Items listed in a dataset

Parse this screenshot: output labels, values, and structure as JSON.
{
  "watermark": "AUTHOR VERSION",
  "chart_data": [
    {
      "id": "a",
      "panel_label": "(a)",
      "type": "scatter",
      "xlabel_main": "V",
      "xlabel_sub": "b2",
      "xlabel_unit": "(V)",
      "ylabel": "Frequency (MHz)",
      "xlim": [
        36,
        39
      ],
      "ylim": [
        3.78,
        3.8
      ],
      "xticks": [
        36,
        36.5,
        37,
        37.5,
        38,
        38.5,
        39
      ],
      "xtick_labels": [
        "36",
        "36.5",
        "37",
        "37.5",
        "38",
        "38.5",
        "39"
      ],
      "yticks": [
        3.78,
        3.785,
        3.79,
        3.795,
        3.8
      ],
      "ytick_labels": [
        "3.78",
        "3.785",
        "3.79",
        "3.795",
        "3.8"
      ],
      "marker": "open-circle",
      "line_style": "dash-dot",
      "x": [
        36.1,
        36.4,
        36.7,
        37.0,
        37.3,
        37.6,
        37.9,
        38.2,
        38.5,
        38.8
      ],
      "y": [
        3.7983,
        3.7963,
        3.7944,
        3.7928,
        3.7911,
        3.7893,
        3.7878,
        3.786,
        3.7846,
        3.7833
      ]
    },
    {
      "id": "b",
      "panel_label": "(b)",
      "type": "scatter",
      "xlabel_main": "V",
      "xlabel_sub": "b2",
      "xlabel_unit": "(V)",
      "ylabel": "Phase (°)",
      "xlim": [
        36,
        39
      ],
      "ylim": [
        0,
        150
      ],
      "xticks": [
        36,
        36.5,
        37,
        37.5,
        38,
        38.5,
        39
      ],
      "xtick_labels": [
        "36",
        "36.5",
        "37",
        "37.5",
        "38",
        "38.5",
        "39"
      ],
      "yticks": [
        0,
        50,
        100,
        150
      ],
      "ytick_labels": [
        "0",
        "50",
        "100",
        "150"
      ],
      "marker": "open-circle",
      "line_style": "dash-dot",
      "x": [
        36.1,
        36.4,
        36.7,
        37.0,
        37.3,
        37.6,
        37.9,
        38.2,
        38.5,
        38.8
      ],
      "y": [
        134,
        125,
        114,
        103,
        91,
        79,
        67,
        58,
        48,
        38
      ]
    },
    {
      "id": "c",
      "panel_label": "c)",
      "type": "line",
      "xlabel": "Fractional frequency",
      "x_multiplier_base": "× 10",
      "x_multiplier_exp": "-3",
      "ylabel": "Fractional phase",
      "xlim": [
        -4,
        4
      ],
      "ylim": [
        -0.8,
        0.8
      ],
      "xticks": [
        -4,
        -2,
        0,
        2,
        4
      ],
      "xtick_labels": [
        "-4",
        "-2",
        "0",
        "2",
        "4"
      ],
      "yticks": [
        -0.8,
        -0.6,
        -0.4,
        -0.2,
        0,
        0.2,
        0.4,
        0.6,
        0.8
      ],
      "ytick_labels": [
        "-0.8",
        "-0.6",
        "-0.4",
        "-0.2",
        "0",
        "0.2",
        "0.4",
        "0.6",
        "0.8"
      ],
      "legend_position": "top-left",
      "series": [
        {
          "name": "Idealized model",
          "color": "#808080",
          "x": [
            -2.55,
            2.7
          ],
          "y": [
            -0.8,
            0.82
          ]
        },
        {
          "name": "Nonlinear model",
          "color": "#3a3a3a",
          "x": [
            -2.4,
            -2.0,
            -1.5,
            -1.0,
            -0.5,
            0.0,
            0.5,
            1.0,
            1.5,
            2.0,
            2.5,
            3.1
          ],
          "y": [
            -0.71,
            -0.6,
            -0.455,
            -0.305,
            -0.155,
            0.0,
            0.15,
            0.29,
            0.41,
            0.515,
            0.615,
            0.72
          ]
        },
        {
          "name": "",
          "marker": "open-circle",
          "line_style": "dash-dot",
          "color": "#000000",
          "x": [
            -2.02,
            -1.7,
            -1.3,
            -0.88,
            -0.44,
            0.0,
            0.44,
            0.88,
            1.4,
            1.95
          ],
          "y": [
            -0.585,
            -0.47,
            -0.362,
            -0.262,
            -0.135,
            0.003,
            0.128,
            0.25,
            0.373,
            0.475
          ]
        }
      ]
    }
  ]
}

--

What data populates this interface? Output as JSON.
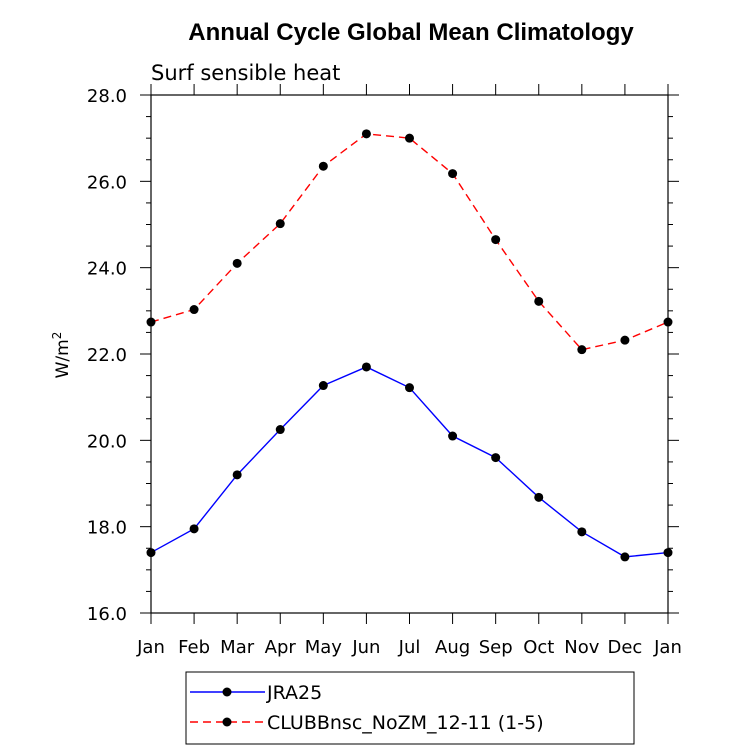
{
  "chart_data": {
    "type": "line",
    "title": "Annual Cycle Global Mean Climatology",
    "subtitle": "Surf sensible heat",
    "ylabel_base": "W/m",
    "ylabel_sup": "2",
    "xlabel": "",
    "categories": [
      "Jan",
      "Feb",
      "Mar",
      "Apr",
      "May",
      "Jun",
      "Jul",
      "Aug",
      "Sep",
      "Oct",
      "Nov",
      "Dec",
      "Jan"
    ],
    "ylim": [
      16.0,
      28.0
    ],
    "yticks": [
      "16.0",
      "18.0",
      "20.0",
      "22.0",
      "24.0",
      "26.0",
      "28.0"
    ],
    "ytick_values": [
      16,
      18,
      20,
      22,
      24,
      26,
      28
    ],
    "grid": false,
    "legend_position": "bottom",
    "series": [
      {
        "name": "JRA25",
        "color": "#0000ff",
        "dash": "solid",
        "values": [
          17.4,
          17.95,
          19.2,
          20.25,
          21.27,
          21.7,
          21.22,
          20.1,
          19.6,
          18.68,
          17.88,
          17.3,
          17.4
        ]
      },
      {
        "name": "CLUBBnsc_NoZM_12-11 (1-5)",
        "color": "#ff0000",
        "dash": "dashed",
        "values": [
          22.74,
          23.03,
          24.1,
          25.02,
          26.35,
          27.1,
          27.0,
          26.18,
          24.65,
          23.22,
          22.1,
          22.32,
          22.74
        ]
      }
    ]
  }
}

To be done:
Gather up, from the records above, each line where the word "name" appears.

Output of the task:
          "name": "Idealized model",
          "name": "Nonlinear model",
          "name": "",
        "name": "JRA25",
        "name": "CLUBBnsc_NoZM_12-11 (1-5)",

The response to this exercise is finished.